-- Stated exercise --
Copy all lines of the listing that include the string "Traction".

Stored records
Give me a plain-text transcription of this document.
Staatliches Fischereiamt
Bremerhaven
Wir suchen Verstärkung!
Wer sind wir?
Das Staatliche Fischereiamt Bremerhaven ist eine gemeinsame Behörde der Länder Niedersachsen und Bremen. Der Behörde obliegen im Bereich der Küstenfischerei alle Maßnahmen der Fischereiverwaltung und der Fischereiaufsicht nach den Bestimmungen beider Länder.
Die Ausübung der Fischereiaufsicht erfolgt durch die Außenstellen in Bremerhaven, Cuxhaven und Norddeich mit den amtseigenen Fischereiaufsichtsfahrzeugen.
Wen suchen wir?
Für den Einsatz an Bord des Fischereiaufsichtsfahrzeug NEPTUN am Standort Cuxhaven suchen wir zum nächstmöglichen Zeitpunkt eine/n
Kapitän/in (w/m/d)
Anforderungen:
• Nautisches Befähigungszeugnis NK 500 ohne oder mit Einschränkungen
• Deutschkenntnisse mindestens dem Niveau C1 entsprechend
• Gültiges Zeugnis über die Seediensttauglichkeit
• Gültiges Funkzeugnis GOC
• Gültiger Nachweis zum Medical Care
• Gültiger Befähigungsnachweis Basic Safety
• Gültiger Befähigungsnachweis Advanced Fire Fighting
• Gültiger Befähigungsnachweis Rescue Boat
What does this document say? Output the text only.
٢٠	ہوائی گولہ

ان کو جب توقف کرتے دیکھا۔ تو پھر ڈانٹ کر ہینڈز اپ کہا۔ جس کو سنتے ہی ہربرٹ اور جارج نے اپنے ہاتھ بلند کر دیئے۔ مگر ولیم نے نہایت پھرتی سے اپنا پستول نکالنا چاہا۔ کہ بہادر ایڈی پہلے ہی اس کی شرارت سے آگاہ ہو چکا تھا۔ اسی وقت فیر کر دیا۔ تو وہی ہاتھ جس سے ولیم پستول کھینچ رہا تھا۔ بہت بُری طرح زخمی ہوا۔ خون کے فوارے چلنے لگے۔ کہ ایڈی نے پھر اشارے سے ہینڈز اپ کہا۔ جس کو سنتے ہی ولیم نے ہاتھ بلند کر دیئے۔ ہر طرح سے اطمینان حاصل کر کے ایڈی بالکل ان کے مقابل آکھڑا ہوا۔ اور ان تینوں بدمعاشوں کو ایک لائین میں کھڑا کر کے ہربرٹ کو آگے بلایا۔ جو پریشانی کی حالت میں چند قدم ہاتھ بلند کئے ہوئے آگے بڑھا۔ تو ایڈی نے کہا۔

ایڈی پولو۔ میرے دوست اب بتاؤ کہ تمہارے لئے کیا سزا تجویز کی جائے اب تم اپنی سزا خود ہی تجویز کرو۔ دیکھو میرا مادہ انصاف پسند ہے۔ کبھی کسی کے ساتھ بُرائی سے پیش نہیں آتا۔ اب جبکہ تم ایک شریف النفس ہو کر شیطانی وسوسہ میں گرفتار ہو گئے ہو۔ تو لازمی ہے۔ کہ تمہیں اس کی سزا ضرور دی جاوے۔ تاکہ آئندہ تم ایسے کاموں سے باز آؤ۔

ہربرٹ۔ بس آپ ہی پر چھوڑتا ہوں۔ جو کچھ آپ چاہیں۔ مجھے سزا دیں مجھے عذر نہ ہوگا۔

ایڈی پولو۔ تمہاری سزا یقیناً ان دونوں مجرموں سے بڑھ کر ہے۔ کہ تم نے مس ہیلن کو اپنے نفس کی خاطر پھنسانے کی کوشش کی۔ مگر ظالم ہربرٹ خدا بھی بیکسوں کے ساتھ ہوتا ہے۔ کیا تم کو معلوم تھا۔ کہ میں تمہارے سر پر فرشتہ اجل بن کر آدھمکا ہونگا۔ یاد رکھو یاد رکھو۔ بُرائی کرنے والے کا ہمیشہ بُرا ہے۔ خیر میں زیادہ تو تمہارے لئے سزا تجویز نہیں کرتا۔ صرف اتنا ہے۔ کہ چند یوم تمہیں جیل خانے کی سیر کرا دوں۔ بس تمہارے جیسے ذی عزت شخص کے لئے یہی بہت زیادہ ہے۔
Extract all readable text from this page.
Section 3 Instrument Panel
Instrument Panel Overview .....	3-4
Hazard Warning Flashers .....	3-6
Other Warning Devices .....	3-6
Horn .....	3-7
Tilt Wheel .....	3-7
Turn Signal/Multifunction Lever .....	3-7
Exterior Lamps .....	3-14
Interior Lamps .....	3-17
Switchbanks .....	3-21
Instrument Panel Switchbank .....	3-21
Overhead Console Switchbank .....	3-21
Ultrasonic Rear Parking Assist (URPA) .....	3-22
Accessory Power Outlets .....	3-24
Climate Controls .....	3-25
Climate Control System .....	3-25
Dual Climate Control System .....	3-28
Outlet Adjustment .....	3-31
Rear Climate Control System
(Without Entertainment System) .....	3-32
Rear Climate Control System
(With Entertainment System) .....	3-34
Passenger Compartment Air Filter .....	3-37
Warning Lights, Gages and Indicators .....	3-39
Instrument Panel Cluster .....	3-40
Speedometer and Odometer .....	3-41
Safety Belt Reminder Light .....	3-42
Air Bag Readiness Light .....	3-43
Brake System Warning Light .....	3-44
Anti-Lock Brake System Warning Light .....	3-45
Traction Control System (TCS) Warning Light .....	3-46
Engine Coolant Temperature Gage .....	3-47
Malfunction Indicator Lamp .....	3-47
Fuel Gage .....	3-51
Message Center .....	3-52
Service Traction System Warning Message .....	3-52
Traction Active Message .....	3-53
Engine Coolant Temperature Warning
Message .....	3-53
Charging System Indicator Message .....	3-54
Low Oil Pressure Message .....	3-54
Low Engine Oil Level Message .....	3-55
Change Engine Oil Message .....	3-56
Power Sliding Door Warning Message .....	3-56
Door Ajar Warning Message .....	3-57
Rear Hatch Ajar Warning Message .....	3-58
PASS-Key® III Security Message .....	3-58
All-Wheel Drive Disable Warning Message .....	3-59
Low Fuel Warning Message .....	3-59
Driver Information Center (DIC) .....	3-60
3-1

-- Reply to the task --
Traction Control System (TCS) Warning Light .....	3-46
Service Traction System Warning Message .....	3-52
Traction Active Message .....	3-53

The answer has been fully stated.